- WHAT IS BEING ASKED -
Spot every line with the word "JSON" and return it.

- RECORD EXCERPTS -
○ ○ ○

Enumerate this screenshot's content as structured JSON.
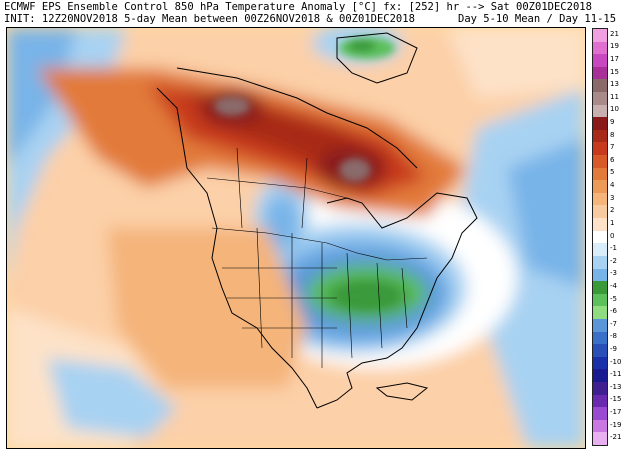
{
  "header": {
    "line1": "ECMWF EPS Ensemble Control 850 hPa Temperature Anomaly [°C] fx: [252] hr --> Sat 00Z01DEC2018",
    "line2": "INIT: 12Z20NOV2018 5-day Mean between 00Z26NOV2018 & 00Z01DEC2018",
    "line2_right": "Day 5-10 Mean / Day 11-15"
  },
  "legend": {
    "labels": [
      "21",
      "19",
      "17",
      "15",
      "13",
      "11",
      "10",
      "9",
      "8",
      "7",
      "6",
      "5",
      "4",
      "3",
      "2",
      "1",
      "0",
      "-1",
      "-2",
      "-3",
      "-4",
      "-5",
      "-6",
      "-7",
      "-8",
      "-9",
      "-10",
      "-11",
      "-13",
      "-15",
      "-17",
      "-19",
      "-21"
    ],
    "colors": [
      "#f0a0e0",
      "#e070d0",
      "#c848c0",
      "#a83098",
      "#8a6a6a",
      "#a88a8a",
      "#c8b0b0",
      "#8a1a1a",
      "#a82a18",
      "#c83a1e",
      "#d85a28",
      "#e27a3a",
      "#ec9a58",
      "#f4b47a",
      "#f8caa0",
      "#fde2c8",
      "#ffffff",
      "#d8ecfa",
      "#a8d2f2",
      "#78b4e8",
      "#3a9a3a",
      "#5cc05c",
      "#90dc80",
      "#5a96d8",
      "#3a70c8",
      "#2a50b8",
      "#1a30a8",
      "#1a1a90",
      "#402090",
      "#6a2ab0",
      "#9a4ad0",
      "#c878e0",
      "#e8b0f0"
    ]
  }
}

○ ○ ○

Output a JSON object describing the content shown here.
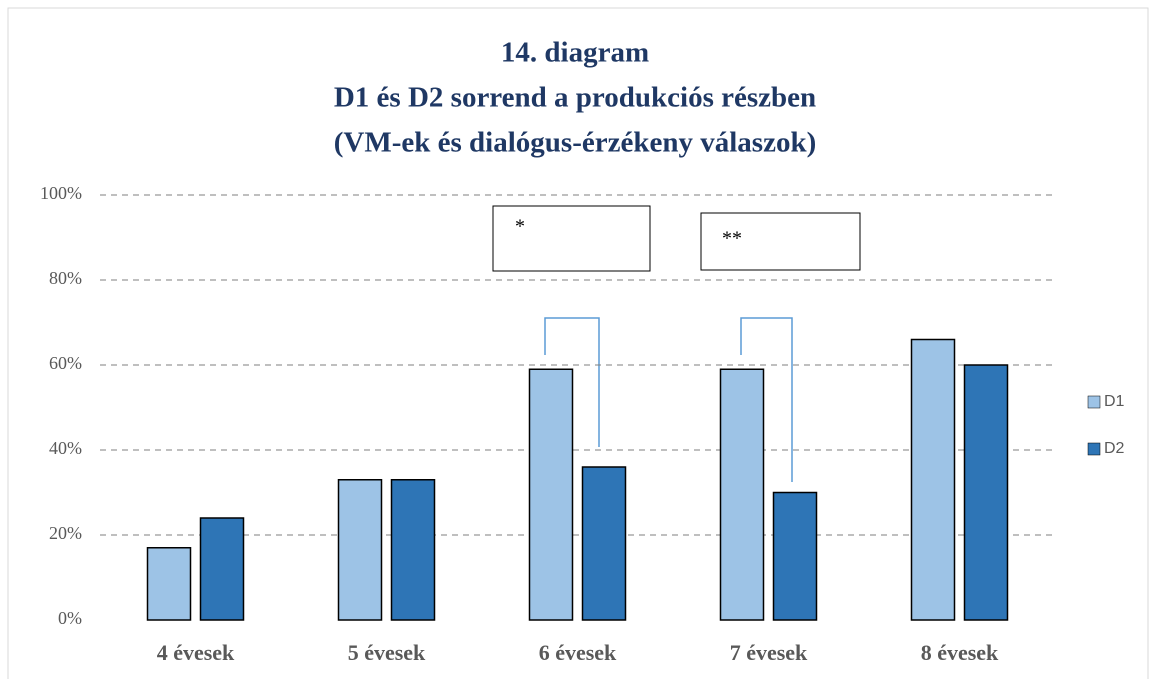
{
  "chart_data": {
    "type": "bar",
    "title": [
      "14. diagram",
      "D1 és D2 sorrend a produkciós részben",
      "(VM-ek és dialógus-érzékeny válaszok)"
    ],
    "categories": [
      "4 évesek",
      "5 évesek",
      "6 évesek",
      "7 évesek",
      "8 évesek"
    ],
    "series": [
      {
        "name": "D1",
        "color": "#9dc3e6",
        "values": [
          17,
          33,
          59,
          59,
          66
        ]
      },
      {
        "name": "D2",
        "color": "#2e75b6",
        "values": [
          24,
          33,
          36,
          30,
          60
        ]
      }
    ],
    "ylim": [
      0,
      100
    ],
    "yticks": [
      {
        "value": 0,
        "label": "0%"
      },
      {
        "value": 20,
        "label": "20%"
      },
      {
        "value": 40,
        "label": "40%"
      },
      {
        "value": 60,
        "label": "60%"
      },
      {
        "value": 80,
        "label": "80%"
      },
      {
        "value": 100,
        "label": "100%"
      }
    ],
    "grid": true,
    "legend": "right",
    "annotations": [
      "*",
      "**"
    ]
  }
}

○ ○ ○

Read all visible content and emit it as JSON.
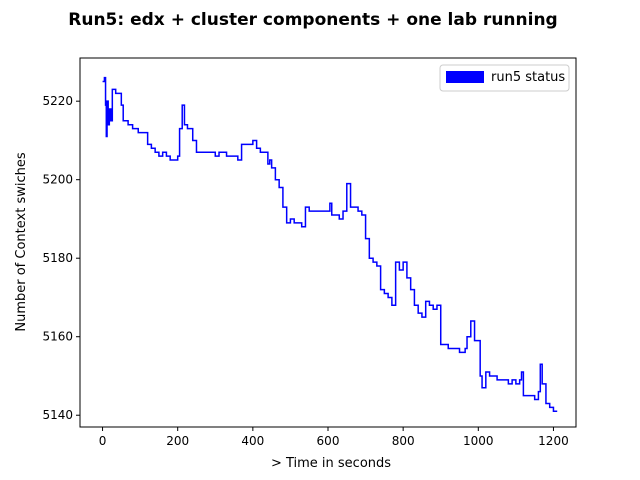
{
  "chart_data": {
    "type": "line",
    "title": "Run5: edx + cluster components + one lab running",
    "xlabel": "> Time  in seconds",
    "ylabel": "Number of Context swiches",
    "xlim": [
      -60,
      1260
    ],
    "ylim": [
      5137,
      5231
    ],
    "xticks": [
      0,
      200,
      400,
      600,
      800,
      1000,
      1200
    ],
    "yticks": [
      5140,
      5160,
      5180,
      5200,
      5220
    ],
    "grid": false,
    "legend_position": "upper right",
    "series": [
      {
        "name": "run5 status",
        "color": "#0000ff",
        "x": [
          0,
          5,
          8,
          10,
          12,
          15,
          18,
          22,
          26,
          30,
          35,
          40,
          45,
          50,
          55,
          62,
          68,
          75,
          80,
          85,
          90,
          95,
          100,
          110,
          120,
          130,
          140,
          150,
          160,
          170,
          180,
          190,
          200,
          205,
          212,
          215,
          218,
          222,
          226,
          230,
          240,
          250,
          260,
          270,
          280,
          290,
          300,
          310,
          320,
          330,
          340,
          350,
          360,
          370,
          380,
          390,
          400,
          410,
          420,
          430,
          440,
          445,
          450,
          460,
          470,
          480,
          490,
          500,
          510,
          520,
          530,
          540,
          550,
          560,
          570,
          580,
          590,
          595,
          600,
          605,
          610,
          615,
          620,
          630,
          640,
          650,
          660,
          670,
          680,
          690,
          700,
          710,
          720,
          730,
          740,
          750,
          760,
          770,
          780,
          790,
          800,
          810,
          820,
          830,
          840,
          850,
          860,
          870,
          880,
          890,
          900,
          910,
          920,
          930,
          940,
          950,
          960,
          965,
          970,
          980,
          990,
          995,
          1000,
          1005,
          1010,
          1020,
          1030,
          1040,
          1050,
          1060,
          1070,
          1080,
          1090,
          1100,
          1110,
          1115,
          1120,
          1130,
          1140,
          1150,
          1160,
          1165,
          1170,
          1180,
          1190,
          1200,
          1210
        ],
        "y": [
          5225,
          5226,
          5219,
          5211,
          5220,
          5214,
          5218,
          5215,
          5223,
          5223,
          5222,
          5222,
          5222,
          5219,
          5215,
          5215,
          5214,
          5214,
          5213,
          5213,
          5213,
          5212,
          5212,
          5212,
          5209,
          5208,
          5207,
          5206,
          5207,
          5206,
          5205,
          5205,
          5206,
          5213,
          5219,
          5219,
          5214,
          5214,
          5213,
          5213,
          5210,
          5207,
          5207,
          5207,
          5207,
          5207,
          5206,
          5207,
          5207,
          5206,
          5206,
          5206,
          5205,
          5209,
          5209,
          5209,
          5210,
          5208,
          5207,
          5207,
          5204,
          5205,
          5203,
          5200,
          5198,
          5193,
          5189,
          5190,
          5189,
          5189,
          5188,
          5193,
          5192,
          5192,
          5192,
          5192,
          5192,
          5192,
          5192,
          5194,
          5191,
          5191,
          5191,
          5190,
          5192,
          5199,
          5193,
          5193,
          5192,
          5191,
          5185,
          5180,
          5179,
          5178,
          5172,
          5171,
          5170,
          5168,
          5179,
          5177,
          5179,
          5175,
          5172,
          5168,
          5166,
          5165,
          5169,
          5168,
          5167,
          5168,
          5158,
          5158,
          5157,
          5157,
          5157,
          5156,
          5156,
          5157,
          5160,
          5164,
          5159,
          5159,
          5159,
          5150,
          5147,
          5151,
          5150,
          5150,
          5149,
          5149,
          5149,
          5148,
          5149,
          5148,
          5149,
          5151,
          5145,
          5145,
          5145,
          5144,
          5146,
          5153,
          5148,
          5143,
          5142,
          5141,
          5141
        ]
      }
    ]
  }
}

○ ○ ○

- SOLUTION TO THIS PROBLEM -
Enumerate this screenshot's content as structured JSON.
Output a JSON object describing the content shown here.
Read all visible content and emit it as JSON.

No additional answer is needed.